→ Provided entries
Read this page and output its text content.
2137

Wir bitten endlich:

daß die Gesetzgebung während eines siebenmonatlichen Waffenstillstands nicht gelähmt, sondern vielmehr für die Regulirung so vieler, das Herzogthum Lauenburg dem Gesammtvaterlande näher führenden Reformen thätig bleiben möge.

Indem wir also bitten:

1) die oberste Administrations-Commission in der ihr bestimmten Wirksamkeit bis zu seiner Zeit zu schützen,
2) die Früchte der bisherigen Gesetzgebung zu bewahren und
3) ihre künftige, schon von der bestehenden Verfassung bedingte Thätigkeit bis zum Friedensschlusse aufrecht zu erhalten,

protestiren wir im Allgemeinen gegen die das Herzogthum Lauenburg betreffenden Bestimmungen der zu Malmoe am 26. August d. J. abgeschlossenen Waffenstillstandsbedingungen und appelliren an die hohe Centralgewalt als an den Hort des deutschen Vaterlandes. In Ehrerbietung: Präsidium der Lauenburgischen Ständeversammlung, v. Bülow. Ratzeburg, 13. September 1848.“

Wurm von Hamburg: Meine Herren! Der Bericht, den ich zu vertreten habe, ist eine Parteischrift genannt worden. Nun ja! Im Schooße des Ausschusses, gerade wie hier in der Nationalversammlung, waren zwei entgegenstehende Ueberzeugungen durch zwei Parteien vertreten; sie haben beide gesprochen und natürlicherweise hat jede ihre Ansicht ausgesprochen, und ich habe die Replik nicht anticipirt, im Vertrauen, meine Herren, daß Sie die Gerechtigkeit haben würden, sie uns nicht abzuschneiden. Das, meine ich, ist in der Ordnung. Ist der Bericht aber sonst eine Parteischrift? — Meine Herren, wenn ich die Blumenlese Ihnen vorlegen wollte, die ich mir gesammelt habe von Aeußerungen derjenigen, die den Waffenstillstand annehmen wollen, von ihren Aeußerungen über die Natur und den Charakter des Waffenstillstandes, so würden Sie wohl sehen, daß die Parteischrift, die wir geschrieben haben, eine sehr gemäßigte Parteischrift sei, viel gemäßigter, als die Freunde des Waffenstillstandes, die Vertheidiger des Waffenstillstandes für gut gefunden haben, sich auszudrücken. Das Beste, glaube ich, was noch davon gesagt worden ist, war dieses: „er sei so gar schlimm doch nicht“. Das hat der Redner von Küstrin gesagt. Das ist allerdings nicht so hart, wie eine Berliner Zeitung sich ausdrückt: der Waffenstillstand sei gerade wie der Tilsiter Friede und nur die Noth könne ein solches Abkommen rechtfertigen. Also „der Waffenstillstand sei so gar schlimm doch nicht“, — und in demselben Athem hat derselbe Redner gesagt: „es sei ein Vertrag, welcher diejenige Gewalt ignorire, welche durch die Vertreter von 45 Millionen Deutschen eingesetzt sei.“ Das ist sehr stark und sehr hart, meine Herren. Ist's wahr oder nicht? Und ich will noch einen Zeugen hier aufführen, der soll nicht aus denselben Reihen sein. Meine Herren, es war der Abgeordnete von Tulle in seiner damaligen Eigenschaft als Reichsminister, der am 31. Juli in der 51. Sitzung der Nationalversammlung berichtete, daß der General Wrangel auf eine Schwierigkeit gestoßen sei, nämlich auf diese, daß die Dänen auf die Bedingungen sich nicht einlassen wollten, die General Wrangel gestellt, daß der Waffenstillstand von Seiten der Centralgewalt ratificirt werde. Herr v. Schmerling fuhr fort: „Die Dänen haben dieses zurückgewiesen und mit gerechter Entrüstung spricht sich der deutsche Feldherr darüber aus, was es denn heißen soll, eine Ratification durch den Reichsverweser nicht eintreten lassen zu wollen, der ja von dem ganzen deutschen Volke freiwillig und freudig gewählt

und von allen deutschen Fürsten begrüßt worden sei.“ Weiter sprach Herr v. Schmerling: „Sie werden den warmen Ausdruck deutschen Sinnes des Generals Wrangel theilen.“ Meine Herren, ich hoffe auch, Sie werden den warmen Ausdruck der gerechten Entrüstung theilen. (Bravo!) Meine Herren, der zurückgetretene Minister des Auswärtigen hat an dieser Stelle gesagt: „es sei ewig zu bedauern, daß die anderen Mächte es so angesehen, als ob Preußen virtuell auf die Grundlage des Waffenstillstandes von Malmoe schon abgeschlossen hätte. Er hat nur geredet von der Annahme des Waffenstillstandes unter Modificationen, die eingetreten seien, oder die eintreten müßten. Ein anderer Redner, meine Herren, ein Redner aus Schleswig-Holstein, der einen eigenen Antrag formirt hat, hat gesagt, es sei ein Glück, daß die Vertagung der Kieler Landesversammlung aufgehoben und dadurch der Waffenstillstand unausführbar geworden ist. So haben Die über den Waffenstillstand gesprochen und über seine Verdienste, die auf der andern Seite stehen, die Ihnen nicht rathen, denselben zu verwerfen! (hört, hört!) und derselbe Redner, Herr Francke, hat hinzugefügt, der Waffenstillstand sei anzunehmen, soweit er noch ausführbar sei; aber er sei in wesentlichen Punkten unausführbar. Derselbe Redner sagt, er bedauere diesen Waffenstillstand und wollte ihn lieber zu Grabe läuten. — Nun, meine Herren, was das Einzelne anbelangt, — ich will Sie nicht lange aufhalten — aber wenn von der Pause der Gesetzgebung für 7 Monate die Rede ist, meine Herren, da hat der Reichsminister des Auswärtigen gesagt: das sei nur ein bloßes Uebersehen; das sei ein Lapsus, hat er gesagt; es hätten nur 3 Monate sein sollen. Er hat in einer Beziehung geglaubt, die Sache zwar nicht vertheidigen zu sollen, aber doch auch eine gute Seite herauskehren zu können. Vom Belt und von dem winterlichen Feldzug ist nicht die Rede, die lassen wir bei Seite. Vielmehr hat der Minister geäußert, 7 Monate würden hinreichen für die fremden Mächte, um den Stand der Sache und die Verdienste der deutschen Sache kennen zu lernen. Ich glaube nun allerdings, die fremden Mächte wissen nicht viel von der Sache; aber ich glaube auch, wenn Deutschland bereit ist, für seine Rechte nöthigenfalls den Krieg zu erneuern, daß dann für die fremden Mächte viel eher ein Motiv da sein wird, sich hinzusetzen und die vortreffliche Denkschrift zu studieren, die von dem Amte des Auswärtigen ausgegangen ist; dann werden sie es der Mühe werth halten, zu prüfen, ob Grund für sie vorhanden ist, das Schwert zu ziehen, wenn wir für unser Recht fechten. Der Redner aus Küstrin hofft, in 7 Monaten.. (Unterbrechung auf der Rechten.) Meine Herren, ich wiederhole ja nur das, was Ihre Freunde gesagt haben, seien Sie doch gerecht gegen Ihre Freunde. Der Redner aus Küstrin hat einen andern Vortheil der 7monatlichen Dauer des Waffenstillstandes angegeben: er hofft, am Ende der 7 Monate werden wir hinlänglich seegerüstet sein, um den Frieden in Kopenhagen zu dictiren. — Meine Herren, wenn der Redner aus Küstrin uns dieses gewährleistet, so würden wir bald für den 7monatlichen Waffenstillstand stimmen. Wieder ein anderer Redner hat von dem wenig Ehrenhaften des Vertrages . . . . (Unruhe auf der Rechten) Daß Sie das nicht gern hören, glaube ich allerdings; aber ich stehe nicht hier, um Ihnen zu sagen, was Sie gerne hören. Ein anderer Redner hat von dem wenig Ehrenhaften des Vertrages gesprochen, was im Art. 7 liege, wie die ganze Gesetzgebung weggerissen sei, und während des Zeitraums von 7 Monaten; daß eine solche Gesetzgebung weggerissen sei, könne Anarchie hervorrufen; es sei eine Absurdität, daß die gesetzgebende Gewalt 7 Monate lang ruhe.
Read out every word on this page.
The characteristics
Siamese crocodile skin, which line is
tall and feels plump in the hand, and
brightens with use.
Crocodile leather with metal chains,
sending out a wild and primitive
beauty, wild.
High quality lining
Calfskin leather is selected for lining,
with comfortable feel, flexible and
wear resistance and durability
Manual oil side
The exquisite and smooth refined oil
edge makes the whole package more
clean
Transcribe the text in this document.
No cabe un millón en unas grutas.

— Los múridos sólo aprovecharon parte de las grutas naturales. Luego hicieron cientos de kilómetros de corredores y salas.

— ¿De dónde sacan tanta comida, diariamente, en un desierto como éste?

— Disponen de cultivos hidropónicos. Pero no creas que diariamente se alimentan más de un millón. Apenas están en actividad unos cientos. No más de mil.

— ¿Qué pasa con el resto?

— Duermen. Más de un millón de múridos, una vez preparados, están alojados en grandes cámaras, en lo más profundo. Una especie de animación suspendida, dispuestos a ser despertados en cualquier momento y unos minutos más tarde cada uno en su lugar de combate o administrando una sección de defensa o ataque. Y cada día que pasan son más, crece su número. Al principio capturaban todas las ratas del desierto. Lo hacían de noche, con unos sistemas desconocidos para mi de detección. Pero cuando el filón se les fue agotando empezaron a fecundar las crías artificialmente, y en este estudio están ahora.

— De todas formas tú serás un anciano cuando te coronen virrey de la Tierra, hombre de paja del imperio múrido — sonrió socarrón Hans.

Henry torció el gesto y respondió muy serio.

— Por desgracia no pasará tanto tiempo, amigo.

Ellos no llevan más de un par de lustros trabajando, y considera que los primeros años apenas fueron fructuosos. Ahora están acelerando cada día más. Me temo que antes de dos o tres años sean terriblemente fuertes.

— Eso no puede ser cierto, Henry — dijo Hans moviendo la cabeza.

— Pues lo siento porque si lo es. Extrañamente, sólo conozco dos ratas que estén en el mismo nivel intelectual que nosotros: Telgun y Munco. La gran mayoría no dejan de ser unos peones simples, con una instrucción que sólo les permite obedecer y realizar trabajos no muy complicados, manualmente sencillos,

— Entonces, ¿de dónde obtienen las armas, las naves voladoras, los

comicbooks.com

→ Instructions to follow
Copy, from the material above, each line in which the string "Lauenburg" occurs.

→ Answer to this problem
daß die Gesetzgebung während eines siebenmonatlichen Waffenstillstands nicht gelähmt, sondern vielmehr für die Regulirung so vieler, das Herzogthum Lauenburg dem Gesammtvaterlande näher führenden Reformen thätig bleiben möge.
protestiren wir im Allgemeinen gegen die das Herzogthum Lauenburg betreffenden Bestimmungen der zu Malmoe am 26. August d. J. abgeschlossenen Waffenstillstandsbedingungen und appelliren an die hohe Centralgewalt als an den Hort des deutschen Vaterlandes. In Ehrerbietung: Präsidium der Lauenburgischen Ständeversammlung, v. Bülow. Ratzeburg, 13. September 1848.“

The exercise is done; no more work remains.